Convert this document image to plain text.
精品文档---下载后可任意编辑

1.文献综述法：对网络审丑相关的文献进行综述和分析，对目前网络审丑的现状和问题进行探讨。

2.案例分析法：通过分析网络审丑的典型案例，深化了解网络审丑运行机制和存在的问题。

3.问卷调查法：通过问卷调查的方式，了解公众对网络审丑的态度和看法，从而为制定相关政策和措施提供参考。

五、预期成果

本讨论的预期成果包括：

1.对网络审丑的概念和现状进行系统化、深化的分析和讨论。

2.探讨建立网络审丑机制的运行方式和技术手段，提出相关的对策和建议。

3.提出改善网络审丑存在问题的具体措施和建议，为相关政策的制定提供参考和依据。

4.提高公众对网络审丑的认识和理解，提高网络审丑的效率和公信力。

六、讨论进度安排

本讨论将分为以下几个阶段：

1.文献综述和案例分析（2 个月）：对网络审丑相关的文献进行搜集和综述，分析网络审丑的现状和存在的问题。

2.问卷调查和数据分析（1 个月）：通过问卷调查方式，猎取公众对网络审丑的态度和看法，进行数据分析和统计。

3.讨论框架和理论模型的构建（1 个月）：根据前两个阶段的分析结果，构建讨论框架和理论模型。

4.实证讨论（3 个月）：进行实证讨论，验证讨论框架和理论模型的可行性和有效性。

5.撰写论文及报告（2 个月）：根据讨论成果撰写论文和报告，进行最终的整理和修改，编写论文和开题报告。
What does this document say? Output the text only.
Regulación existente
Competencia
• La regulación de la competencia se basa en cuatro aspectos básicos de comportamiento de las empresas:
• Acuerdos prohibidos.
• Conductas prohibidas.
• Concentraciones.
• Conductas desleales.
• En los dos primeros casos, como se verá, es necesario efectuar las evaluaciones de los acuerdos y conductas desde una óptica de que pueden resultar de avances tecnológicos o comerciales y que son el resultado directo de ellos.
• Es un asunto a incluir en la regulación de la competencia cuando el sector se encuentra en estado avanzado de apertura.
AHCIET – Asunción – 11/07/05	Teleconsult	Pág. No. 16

============================================================

Reproduce the material precisely, including every line.

Convert this document image to plain text.
精品文档---下载后可任意编辑

1.文献综述法：对网络审丑相关的文献进行综述和分析，对目前网络审丑的现状和问题进行探讨。

2.案例分析法：通过分析网络审丑的典型案例，深化了解网络审丑运行机制和存在的问题。

3.问卷调查法：通过问卷调查的方式，了解公众对网络审丑的态度和看法，从而为制定相关政策和措施提供参考。

五、预期成果

本讨论的预期成果包括：

1.对网络审丑的概念和现状进行系统化、深化的分析和讨论。

2.探讨建立网络审丑机制的运行方式和技术手段，提出相关的对策和建议。

3.提出改善网络审丑存在问题的具体措施和建议，为相关政策的制定提供参考和依据。

4.提高公众对网络审丑的认识和理解，提高网络审丑的效率和公信力。

六、讨论进度安排

本讨论将分为以下几个阶段：

1.文献综述和案例分析（2 个月）：对网络审丑相关的文献进行搜集和综述，分析网络审丑的现状和存在的问题。

2.问卷调查和数据分析（1 个月）：通过问卷调查方式，猎取公众对网络审丑的态度和看法，进行数据分析和统计。

3.讨论框架和理论模型的构建（1 个月）：根据前两个阶段的分析结果，构建讨论框架和理论模型。

4.实证讨论（3 个月）：进行实证讨论，验证讨论框架和理论模型的可行性和有效性。

5.撰写论文及报告（2 个月）：根据讨论成果撰写论文和报告，进行最终的整理和修改，编写论文和开题报告。
What does this document say? Output the text only.
Regulación existente
Competencia
• La regulación de la competencia se basa en cuatro aspectos básicos de comportamiento de las empresas:
• Acuerdos prohibidos.
• Conductas prohibidas.
• Concentraciones.
• Conductas desleales.
• En los dos primeros casos, como se verá, es necesario efectuar las evaluaciones de los acuerdos y conductas desde una óptica de que pueden resultar de avances tecnológicos o comerciales y que son el resultado directo de ellos.
• Es un asunto a incluir en la regulación de la competencia cuando el sector se encuentra en estado avanzado de apertura.
AHCIET – Asunción – 11/07/05	Teleconsult	Pág. No. 16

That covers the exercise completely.